[Records from a collection of figures]
* * * *
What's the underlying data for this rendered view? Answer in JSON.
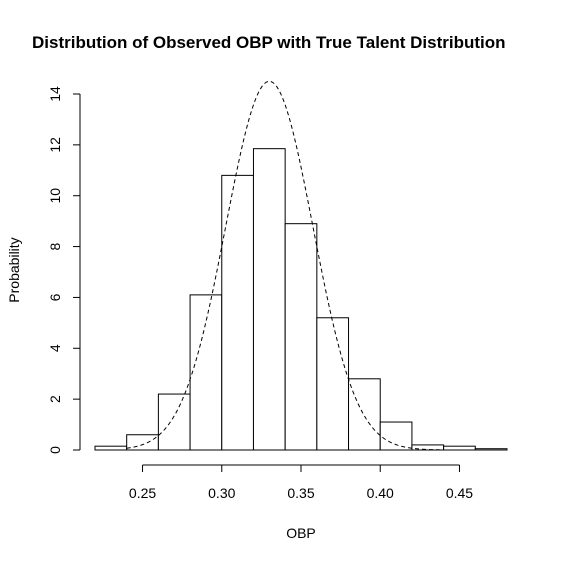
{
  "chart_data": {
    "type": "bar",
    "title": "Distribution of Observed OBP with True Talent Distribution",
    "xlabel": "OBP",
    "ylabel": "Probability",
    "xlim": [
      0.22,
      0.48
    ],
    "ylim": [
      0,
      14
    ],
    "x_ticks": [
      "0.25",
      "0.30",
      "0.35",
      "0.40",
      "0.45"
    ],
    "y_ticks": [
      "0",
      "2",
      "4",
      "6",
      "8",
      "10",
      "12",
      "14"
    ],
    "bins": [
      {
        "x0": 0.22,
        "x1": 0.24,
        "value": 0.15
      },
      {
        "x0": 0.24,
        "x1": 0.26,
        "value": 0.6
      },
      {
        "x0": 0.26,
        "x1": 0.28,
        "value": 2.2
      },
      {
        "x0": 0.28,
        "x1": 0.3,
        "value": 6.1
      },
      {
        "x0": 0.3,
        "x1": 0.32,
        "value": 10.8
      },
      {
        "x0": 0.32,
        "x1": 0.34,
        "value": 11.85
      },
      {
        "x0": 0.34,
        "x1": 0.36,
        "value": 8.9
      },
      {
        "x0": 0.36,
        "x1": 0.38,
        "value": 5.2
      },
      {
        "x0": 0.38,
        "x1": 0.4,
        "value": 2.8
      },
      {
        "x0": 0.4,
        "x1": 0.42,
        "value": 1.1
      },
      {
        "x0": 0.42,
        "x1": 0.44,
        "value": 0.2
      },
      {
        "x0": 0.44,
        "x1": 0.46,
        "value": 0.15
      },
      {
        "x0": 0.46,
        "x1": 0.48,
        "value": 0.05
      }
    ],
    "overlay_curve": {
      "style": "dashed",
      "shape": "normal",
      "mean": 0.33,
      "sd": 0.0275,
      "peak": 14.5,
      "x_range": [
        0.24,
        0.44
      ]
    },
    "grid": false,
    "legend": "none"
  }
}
* * * *
Retype the whole listing, keeping every line identical and omitting all pictures.

What's the underlying data for this rendered view? Answer in JSON.
{
  "chart_data": {
    "type": "bar",
    "title": "Distribution of Observed OBP with True Talent Distribution",
    "xlabel": "OBP",
    "ylabel": "Probability",
    "xlim": [
      0.22,
      0.48
    ],
    "ylim": [
      0,
      14
    ],
    "x_ticks": [
      "0.25",
      "0.30",
      "0.35",
      "0.40",
      "0.45"
    ],
    "y_ticks": [
      "0",
      "2",
      "4",
      "6",
      "8",
      "10",
      "12",
      "14"
    ],
    "bins": [
      {
        "x0": 0.22,
        "x1": 0.24,
        "value": 0.15
      },
      {
        "x0": 0.24,
        "x1": 0.26,
        "value": 0.6
      },
      {
        "x0": 0.26,
        "x1": 0.28,
        "value": 2.2
      },
      {
        "x0": 0.28,
        "x1": 0.3,
        "value": 6.1
      },
      {
        "x0": 0.3,
        "x1": 0.32,
        "value": 10.8
      },
      {
        "x0": 0.32,
        "x1": 0.34,
        "value": 11.85
      },
      {
        "x0": 0.34,
        "x1": 0.36,
        "value": 8.9
      },
      {
        "x0": 0.36,
        "x1": 0.38,
        "value": 5.2
      },
      {
        "x0": 0.38,
        "x1": 0.4,
        "value": 2.8
      },
      {
        "x0": 0.4,
        "x1": 0.42,
        "value": 1.1
      },
      {
        "x0": 0.42,
        "x1": 0.44,
        "value": 0.2
      },
      {
        "x0": 0.44,
        "x1": 0.46,
        "value": 0.15
      },
      {
        "x0": 0.46,
        "x1": 0.48,
        "value": 0.05
      }
    ],
    "overlay_curve": {
      "style": "dashed",
      "shape": "normal",
      "mean": 0.33,
      "sd": 0.0275,
      "peak": 14.5,
      "x_range": [
        0.24,
        0.44
      ]
    },
    "grid": false,
    "legend": "none"
  }
}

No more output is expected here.